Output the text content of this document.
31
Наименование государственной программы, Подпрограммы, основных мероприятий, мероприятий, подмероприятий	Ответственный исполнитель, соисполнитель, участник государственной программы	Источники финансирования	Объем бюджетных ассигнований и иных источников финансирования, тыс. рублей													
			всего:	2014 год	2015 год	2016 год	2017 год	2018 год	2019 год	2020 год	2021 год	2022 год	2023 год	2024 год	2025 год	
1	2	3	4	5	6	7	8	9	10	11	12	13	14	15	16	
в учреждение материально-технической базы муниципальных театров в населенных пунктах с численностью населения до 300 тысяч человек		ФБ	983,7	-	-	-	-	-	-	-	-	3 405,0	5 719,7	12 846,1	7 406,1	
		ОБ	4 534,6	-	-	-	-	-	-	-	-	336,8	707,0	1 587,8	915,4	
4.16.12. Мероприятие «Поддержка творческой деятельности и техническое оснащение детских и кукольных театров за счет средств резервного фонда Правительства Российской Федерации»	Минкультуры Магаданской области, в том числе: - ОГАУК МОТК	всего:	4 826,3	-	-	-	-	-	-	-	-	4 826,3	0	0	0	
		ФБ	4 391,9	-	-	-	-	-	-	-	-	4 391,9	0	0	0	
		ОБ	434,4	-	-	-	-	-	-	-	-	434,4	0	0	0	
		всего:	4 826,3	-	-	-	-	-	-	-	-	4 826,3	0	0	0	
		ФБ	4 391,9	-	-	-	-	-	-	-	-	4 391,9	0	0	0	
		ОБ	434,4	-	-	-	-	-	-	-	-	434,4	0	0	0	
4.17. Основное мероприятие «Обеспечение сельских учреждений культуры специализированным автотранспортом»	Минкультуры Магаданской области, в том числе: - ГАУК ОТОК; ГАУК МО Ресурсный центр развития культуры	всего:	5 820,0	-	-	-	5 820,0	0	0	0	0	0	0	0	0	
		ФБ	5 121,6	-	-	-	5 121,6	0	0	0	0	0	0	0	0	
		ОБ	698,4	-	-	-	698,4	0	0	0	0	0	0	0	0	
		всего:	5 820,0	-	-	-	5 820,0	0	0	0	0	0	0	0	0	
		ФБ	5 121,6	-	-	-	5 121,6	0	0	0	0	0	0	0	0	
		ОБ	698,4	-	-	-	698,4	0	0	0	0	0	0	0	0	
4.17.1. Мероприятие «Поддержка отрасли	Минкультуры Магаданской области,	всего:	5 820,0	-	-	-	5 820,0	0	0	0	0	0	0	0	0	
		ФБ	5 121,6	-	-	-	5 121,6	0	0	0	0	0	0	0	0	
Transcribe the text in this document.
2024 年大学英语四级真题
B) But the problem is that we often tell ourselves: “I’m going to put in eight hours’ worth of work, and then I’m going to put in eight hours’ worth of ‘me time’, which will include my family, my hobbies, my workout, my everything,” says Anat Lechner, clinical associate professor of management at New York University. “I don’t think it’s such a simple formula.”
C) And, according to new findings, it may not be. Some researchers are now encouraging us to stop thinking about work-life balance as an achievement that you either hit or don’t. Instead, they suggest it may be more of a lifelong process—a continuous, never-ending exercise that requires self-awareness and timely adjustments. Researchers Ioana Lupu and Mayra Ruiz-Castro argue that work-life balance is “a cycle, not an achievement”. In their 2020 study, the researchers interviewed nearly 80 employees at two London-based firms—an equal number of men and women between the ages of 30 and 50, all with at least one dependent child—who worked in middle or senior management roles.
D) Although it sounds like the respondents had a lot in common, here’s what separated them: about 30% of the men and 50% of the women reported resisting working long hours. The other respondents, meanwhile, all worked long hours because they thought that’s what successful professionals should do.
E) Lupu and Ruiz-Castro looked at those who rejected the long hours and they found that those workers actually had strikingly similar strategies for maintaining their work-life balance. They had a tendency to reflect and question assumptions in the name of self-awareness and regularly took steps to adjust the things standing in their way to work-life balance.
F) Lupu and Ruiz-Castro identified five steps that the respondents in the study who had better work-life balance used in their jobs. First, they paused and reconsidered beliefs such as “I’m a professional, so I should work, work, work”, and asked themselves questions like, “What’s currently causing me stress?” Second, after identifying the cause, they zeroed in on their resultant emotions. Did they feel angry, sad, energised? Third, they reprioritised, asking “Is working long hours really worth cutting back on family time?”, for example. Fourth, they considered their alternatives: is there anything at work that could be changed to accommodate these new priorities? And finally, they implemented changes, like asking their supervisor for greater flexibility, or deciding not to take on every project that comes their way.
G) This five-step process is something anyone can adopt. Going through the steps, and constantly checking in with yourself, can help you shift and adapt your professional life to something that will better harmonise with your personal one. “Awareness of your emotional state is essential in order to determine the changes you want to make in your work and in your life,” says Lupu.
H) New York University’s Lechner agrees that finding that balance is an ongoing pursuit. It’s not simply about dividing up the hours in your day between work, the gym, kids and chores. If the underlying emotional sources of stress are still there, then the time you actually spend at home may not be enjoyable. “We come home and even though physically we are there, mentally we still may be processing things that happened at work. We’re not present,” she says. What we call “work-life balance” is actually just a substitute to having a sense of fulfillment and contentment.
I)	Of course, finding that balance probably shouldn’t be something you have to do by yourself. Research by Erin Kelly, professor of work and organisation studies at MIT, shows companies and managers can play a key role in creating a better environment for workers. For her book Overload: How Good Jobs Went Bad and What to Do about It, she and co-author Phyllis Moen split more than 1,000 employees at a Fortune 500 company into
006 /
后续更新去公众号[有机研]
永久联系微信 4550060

[Problem description]: All the entries above need to be reproduced exactly.

[Exercise output]:
Output the text content of this document.
31
Наименование государственной программы, Подпрограммы, основных мероприятий, мероприятий, подмероприятий	Ответственный исполнитель, соисполнитель, участник государственной программы	Источники финансирования	Объем бюджетных ассигнований и иных источников финансирования, тыс. рублей													
			всего:	2014 год	2015 год	2016 год	2017 год	2018 год	2019 год	2020 год	2021 год	2022 год	2023 год	2024 год	2025 год	
1	2	3	4	5	6	7	8	9	10	11	12	13	14	15	16	
в учреждение материально-технической базы муниципальных театров в населенных пунктах с численностью населения до 300 тысяч человек		ФБ	983,7	-	-	-	-	-	-	-	-	3 405,0	5 719,7	12 846,1	7 406,1	
		ОБ	4 534,6	-	-	-	-	-	-	-	-	336,8	707,0	1 587,8	915,4	
4.16.12. Мероприятие «Поддержка творческой деятельности и техническое оснащение детских и кукольных театров за счет средств резервного фонда Правительства Российской Федерации»	Минкультуры Магаданской области, в том числе: - ОГАУК МОТК	всего:	4 826,3	-	-	-	-	-	-	-	-	4 826,3	0	0	0	
		ФБ	4 391,9	-	-	-	-	-	-	-	-	4 391,9	0	0	0	
		ОБ	434,4	-	-	-	-	-	-	-	-	434,4	0	0	0	
		всего:	4 826,3	-	-	-	-	-	-	-	-	4 826,3	0	0	0	
		ФБ	4 391,9	-	-	-	-	-	-	-	-	4 391,9	0	0	0	
		ОБ	434,4	-	-	-	-	-	-	-	-	434,4	0	0	0	
4.17. Основное мероприятие «Обеспечение сельских учреждений культуры специализированным автотранспортом»	Минкультуры Магаданской области, в том числе: - ГАУК ОТОК; ГАУК МО Ресурсный центр развития культуры	всего:	5 820,0	-	-	-	5 820,0	0	0	0	0	0	0	0	0	
		ФБ	5 121,6	-	-	-	5 121,6	0	0	0	0	0	0	0	0	
		ОБ	698,4	-	-	-	698,4	0	0	0	0	0	0	0	0	
		всего:	5 820,0	-	-	-	5 820,0	0	0	0	0	0	0	0	0	
		ФБ	5 121,6	-	-	-	5 121,6	0	0	0	0	0	0	0	0	
		ОБ	698,4	-	-	-	698,4	0	0	0	0	0	0	0	0	
4.17.1. Мероприятие «Поддержка отрасли	Минкультуры Магаданской области,	всего:	5 820,0	-	-	-	5 820,0	0	0	0	0	0	0	0	0	
		ФБ	5 121,6	-	-	-	5 121,6	0	0	0	0	0	0	0	0	
Transcribe the text in this document.
2024 年大学英语四级真题
B) But the problem is that we often tell ourselves: “I’m going to put in eight hours’ worth of work, and then I’m going to put in eight hours’ worth of ‘me time’, which will include my family, my hobbies, my workout, my everything,” says Anat Lechner, clinical associate professor of management at New York University. “I don’t think it’s such a simple formula.”
C) And, according to new findings, it may not be. Some researchers are now encouraging us to stop thinking about work-life balance as an achievement that you either hit or don’t. Instead, they suggest it may be more of a lifelong process—a continuous, never-ending exercise that requires self-awareness and timely adjustments. Researchers Ioana Lupu and Mayra Ruiz-Castro argue that work-life balance is “a cycle, not an achievement”. In their 2020 study, the researchers interviewed nearly 80 employees at two London-based firms—an equal number of men and women between the ages of 30 and 50, all with at least one dependent child—who worked in middle or senior management roles.
D) Although it sounds like the respondents had a lot in common, here’s what separated them: about 30% of the men and 50% of the women reported resisting working long hours. The other respondents, meanwhile, all worked long hours because they thought that’s what successful professionals should do.
E) Lupu and Ruiz-Castro looked at those who rejected the long hours and they found that those workers actually had strikingly similar strategies for maintaining their work-life balance. They had a tendency to reflect and question assumptions in the name of self-awareness and regularly took steps to adjust the things standing in their way to work-life balance.
F) Lupu and Ruiz-Castro identified five steps that the respondents in the study who had better work-life balance used in their jobs. First, they paused and reconsidered beliefs such as “I’m a professional, so I should work, work, work”, and asked themselves questions like, “What’s currently causing me stress?” Second, after identifying the cause, they zeroed in on their resultant emotions. Did they feel angry, sad, energised? Third, they reprioritised, asking “Is working long hours really worth cutting back on family time?”, for example. Fourth, they considered their alternatives: is there anything at work that could be changed to accommodate these new priorities? And finally, they implemented changes, like asking their supervisor for greater flexibility, or deciding not to take on every project that comes their way.
G) This five-step process is something anyone can adopt. Going through the steps, and constantly checking in with yourself, can help you shift and adapt your professional life to something that will better harmonise with your personal one. “Awareness of your emotional state is essential in order to determine the changes you want to make in your work and in your life,” says Lupu.
H) New York University’s Lechner agrees that finding that balance is an ongoing pursuit. It’s not simply about dividing up the hours in your day between work, the gym, kids and chores. If the underlying emotional sources of stress are still there, then the time you actually spend at home may not be enjoyable. “We come home and even though physically we are there, mentally we still may be processing things that happened at work. We’re not present,” she says. What we call “work-life balance” is actually just a substitute to having a sense of fulfillment and contentment.
I)	Of course, finding that balance probably shouldn’t be something you have to do by yourself. Research by Erin Kelly, professor of work and organisation studies at MIT, shows companies and managers can play a key role in creating a better environment for workers. For her book Overload: How Good Jobs Went Bad and What to Do about It, she and co-author Phyllis Moen split more than 1,000 employees at a Fortune 500 company into
006 /
后续更新去公众号[有机研]
永久联系微信 4550060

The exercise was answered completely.